Instructions to follow –
Go through the entries below and pick out every line with "grid".

Records provided –
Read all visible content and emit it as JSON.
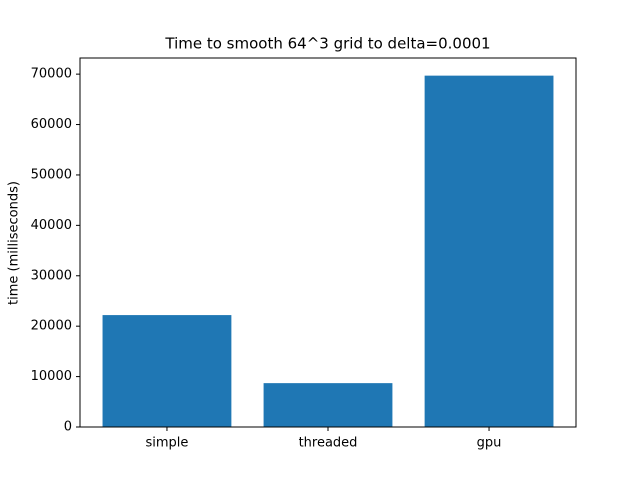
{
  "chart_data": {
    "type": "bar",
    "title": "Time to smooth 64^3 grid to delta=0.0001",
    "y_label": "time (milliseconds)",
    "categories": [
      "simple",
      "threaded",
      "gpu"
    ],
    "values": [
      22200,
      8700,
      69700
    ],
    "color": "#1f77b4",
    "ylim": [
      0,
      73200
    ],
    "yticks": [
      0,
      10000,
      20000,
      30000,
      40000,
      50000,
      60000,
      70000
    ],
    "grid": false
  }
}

Final result –
    "title": "Time to smooth 64^3 grid to delta=0.0001",
    "grid": false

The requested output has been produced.